The problem | Reproduce the listing lines between the one holding "Give me the" and the one holding "mr-cell: 49.44 [773,321,861,349]", inclusive, exactly as they appear.

Saved data entries
┄┄┄┄┄┄

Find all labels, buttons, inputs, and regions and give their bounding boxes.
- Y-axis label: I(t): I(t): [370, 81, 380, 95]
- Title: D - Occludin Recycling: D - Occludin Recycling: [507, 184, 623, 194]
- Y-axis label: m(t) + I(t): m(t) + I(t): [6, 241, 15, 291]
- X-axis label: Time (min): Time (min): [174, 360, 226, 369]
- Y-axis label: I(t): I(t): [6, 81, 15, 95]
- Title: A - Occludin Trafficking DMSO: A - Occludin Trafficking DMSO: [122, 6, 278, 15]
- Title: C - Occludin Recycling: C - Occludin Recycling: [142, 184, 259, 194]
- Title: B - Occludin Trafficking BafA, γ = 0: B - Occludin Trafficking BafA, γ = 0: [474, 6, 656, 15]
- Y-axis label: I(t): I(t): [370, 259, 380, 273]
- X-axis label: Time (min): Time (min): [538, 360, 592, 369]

┄┄┄┄┄┄

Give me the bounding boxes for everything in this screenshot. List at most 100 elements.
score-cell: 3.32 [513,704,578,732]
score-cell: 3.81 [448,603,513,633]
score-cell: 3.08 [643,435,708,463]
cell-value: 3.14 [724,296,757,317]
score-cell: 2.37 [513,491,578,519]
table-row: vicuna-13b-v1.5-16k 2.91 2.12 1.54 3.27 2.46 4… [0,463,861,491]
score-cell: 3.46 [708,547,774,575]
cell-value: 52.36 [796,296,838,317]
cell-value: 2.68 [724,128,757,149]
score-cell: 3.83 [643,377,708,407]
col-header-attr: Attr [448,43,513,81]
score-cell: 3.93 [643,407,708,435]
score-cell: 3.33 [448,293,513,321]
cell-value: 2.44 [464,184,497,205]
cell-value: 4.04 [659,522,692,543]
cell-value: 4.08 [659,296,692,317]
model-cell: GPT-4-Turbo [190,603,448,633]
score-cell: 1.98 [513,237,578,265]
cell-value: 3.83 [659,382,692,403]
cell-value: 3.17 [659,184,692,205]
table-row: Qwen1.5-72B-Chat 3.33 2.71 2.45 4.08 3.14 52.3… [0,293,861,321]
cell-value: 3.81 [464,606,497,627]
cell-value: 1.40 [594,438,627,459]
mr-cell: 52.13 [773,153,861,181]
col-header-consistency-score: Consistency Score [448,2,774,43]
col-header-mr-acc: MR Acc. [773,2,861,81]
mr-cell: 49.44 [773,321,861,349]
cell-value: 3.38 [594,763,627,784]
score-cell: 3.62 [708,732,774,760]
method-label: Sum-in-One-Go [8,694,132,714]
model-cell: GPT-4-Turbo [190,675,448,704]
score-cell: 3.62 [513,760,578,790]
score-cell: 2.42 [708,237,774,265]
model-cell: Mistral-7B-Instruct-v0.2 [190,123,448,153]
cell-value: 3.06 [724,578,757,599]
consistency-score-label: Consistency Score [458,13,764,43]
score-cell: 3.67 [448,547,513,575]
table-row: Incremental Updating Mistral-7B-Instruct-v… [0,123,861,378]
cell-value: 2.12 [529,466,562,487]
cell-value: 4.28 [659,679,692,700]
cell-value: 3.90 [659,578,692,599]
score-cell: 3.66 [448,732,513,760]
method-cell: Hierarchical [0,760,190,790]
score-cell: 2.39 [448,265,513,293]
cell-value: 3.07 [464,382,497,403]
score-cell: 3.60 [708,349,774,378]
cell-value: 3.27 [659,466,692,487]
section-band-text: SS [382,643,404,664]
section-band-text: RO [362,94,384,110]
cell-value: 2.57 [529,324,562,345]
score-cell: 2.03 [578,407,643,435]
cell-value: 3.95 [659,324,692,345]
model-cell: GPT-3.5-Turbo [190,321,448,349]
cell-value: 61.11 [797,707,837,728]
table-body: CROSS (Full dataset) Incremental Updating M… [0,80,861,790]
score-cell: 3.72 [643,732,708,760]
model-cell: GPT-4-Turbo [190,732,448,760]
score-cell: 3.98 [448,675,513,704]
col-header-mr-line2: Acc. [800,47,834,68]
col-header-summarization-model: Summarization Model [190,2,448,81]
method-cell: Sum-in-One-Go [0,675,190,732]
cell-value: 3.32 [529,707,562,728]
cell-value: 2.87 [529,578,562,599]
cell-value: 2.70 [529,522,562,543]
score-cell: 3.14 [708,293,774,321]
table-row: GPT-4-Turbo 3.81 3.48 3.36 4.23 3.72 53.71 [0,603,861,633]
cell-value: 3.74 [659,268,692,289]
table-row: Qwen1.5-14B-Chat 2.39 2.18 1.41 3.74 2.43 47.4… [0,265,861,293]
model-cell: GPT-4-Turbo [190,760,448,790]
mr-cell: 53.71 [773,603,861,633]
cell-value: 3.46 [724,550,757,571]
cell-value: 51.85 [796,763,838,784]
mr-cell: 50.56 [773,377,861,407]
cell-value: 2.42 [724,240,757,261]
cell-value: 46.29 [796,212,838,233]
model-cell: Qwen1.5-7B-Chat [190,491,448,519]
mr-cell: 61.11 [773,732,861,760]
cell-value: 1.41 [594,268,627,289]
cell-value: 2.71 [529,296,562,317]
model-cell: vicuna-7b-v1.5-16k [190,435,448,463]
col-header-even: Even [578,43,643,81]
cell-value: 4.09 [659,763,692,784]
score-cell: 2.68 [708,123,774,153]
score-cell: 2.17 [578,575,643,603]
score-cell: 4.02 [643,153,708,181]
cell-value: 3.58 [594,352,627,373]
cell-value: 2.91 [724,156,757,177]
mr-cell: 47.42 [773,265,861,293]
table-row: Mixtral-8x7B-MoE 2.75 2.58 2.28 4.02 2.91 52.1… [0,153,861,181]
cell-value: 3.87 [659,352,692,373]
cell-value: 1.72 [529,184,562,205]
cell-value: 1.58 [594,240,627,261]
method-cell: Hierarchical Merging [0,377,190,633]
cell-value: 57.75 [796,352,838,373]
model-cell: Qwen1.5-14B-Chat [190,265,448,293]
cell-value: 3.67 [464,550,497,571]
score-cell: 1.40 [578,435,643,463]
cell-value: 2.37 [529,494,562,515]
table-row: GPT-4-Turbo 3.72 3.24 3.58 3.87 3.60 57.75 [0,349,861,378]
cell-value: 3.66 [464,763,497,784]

┄┄┄┄┄┄

Task result |
Give me the bounding boxes for everything in this screenshot. List at most 100 elements.
score-cell: 3.32 [513,704,578,732]
score-cell: 3.81 [448,603,513,633]
score-cell: 3.08 [643,435,708,463]
cell-value: 3.14 [724,296,757,317]
score-cell: 2.37 [513,491,578,519]
table-row: vicuna-13b-v1.5-16k 2.91 2.12 1.54 3.27 2.46 4… [0,463,861,491]
score-cell: 3.46 [708,547,774,575]
cell-value: 52.36 [796,296,838,317]
cell-value: 2.68 [724,128,757,149]
score-cell: 3.83 [643,377,708,407]
col-header-attr: Attr [448,43,513,81]
score-cell: 3.93 [643,407,708,435]
score-cell: 3.33 [448,293,513,321]
cell-value: 2.44 [464,184,497,205]
cell-value: 4.04 [659,522,692,543]
cell-value: 4.08 [659,296,692,317]
model-cell: GPT-4-Turbo [190,603,448,633]
score-cell: 1.98 [513,237,578,265]
cell-value: 3.83 [659,382,692,403]
cell-value: 3.17 [659,184,692,205]
table-row: Qwen1.5-72B-Chat 3.33 2.71 2.45 4.08 3.14 52.3… [0,293,861,321]
cell-value: 3.81 [464,606,497,627]
cell-value: 1.40 [594,438,627,459]
mr-cell: 52.13 [773,153,861,181]
col-header-consistency-score: Consistency Score [448,2,774,43]
col-header-mr-acc: MR Acc. [773,2,861,81]
mr-cell: 49.44 [773,321,861,349]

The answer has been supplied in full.